Set task >> Repeat, word for word, every line from the line holding "Reverse-engineer this chart into JSON." through the final line of the entries below. Skip all pictures.

--- begin Data provided ---

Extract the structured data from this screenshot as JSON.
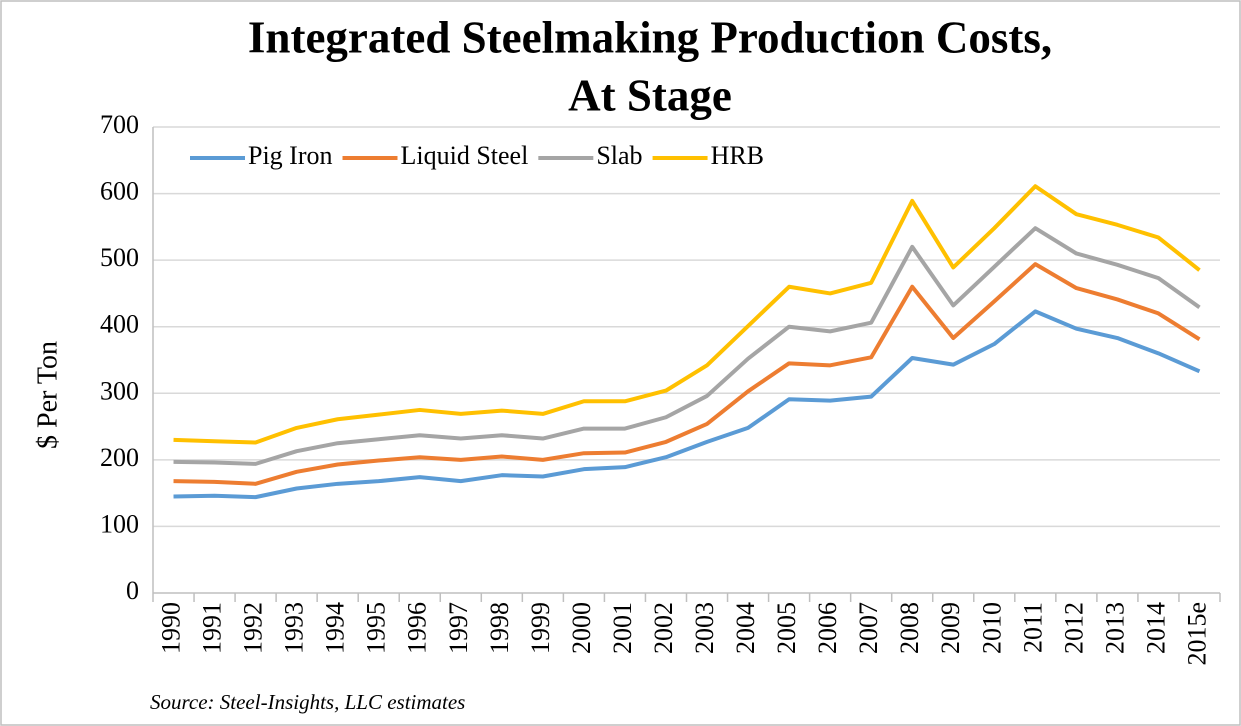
{
  "chart_data": {
    "type": "line",
    "title_lines": [
      "Integrated Steelmaking Production Costs,",
      "At Stage"
    ],
    "y_label": "$ Per Ton",
    "source": "Source: Steel-Insights, LLC estimates",
    "categories": [
      "1990",
      "1991",
      "1992",
      "1993",
      "1994",
      "1995",
      "1996",
      "1997",
      "1998",
      "1999",
      "2000",
      "2001",
      "2002",
      "2003",
      "2004",
      "2005",
      "2006",
      "2007",
      "2008",
      "2009",
      "2010",
      "2011",
      "2012",
      "2013",
      "2014",
      "2015e"
    ],
    "series": [
      {
        "name": "Pig Iron",
        "color": "#5b9bd5",
        "values": [
          145,
          146,
          144,
          157,
          164,
          168,
          174,
          168,
          177,
          175,
          186,
          189,
          204,
          227,
          248,
          291,
          289,
          295,
          353,
          343,
          374,
          423,
          397,
          383,
          360,
          333
        ]
      },
      {
        "name": "Liquid Steel",
        "color": "#ed7d31",
        "values": [
          168,
          167,
          164,
          182,
          193,
          199,
          204,
          200,
          205,
          200,
          210,
          211,
          227,
          254,
          303,
          345,
          342,
          354,
          460,
          383,
          438,
          494,
          458,
          441,
          420,
          381
        ]
      },
      {
        "name": "Slab",
        "color": "#a5a5a5",
        "values": [
          197,
          196,
          194,
          213,
          225,
          231,
          237,
          232,
          237,
          232,
          247,
          247,
          264,
          296,
          352,
          400,
          393,
          406,
          520,
          432,
          490,
          548,
          510,
          493,
          473,
          429
        ]
      },
      {
        "name": "HRB",
        "color": "#ffc000",
        "values": [
          230,
          228,
          226,
          248,
          261,
          268,
          275,
          269,
          274,
          269,
          288,
          288,
          304,
          342,
          401,
          460,
          450,
          466,
          589,
          489,
          548,
          611,
          569,
          553,
          534,
          485
        ]
      }
    ],
    "ylim": [
      0,
      700
    ],
    "yticks": [
      0,
      100,
      200,
      300,
      400,
      500,
      600,
      700
    ],
    "grid": true,
    "legend": "top-left"
  }
}
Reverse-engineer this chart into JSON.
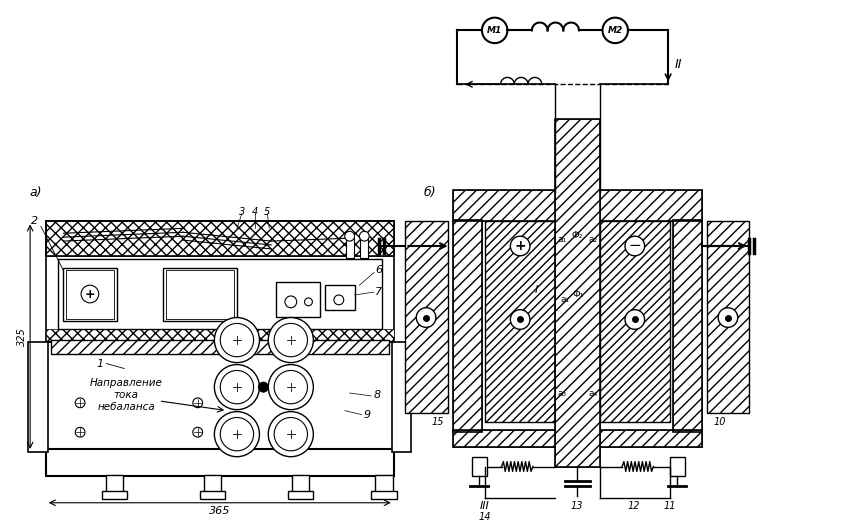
{
  "bg_color": "#ffffff",
  "line_color": "#000000",
  "label_a": "а)",
  "label_b": "б)",
  "dim_325": "325",
  "dim_365": "365",
  "motor_labels": [
    "M1",
    "M2"
  ]
}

--- end Data provided ---

Correct answer >>
Reverse-engineer this chart into JSON.
{
  "bg_color": "#ffffff",
  "line_color": "#000000",
  "label_a": "а)",
  "label_b": "б)",
  "dim_325": "325",
  "dim_365": "365",
  "motor_labels": [
    "M1",
    "M2"
  ]
}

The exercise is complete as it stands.